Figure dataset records

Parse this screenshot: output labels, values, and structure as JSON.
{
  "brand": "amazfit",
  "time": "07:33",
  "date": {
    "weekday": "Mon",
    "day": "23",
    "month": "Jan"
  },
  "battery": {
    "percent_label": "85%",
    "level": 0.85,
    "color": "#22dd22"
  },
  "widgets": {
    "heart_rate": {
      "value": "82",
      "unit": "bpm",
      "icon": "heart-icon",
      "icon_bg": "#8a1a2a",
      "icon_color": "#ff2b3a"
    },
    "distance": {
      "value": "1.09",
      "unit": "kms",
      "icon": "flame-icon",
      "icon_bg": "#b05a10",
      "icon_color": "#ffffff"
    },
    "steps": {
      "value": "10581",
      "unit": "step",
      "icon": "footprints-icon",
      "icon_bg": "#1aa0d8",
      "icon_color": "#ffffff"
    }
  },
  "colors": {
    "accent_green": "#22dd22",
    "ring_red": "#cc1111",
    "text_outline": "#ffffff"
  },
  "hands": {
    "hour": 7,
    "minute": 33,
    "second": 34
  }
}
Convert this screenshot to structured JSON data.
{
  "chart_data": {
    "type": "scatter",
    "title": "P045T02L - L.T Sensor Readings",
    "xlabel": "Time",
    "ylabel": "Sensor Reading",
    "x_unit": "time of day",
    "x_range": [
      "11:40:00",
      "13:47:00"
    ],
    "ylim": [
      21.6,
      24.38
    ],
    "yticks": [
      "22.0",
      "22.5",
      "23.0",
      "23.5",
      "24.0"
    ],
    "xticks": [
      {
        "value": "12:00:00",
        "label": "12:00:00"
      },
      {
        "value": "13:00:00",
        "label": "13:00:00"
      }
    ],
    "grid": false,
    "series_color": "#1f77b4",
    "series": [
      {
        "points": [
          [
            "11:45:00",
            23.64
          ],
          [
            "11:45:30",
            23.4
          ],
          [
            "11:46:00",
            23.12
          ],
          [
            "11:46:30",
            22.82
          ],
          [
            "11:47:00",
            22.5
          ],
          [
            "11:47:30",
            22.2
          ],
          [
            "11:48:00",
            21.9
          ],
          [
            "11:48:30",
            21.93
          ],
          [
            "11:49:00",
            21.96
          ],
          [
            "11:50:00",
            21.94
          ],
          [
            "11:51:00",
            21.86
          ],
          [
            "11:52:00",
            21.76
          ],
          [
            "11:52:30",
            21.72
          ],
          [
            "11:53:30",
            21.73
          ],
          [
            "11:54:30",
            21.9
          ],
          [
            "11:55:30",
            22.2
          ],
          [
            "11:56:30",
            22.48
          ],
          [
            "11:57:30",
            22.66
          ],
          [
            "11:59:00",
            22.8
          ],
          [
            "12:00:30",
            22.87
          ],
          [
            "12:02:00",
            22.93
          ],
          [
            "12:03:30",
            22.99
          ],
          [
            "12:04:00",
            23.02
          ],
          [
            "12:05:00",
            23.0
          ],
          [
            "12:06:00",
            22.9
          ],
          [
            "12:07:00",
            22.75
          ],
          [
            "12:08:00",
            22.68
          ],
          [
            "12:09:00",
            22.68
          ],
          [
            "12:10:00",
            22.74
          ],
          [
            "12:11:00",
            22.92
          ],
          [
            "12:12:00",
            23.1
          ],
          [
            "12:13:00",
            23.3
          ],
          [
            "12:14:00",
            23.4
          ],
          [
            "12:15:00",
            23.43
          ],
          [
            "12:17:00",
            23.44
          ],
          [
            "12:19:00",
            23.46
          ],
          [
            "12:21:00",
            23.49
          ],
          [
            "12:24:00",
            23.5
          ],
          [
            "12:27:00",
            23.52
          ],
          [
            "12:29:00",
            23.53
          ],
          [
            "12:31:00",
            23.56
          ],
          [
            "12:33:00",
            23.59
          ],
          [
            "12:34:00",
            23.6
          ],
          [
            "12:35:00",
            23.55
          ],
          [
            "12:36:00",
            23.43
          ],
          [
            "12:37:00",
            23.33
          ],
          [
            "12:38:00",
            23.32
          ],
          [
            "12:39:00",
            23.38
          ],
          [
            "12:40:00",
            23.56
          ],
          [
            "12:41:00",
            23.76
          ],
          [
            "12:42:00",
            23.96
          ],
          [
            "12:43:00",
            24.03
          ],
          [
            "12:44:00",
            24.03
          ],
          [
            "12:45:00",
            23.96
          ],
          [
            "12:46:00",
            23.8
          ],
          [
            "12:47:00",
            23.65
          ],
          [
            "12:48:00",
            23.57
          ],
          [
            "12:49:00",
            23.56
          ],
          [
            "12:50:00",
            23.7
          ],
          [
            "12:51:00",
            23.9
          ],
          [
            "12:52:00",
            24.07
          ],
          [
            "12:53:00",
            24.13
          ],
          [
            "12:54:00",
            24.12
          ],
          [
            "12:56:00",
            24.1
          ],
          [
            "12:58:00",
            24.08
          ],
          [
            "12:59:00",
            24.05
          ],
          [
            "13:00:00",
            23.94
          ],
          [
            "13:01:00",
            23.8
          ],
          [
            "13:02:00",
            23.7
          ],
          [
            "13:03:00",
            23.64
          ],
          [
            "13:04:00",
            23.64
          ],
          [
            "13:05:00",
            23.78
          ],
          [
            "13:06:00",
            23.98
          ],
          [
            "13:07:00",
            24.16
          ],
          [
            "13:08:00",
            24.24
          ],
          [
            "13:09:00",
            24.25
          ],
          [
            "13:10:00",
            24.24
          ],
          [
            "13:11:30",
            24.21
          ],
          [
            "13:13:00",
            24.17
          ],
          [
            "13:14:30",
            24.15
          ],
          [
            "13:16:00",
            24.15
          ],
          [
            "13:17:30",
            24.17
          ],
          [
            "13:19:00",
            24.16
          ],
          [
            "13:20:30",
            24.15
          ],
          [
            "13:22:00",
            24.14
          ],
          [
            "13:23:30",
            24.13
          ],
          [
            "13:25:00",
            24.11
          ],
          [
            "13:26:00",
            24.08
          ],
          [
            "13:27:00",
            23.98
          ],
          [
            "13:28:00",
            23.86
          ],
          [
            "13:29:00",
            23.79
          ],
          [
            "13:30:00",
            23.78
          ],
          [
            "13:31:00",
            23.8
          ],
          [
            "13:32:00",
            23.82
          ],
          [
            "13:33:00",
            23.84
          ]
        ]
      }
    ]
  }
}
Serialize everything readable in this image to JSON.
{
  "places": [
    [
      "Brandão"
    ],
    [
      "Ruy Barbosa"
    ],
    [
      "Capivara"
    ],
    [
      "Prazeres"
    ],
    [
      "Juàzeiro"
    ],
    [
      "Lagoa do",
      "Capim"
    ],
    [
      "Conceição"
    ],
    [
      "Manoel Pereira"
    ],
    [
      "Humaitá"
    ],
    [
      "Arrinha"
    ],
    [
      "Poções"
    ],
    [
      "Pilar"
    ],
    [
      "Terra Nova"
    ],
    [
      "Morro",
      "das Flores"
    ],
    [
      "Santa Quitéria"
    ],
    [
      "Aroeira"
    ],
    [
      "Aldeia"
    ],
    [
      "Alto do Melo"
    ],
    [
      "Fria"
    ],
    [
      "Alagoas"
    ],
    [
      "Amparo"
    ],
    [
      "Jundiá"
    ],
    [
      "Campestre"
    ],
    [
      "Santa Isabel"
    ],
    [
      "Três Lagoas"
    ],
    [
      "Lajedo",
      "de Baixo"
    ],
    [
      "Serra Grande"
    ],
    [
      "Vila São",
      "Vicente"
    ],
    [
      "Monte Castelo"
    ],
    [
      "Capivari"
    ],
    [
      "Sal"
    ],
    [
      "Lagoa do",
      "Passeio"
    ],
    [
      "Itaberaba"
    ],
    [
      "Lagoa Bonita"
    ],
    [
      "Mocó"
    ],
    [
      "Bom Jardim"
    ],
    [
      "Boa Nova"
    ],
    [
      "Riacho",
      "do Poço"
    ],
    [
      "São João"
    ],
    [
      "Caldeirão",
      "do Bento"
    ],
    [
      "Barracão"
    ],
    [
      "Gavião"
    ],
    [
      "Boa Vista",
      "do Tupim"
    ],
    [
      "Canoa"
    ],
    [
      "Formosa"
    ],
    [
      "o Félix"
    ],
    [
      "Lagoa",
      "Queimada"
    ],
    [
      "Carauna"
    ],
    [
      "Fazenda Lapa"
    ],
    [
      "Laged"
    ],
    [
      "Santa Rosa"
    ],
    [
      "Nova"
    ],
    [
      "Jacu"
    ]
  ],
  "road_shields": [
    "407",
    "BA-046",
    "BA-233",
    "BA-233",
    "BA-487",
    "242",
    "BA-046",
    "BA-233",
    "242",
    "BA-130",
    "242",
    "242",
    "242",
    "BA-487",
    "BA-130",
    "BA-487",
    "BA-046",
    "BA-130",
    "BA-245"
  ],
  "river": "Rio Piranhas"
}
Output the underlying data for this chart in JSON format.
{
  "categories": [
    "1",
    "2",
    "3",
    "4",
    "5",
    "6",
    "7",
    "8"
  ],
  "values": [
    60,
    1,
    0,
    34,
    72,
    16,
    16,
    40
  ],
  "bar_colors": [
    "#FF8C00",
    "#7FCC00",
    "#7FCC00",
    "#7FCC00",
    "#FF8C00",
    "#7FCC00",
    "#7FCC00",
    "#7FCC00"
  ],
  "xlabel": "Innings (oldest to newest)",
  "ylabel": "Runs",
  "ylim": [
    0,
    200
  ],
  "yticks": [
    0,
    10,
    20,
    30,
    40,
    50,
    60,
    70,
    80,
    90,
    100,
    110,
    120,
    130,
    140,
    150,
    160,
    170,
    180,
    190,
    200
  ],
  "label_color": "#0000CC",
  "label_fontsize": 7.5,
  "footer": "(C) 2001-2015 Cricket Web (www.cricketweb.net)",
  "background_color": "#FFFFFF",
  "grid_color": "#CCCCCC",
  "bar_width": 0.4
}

- [Task instructions]:
Return only the number of lines in the data above that include the word "Santa".

- [The reply]:
3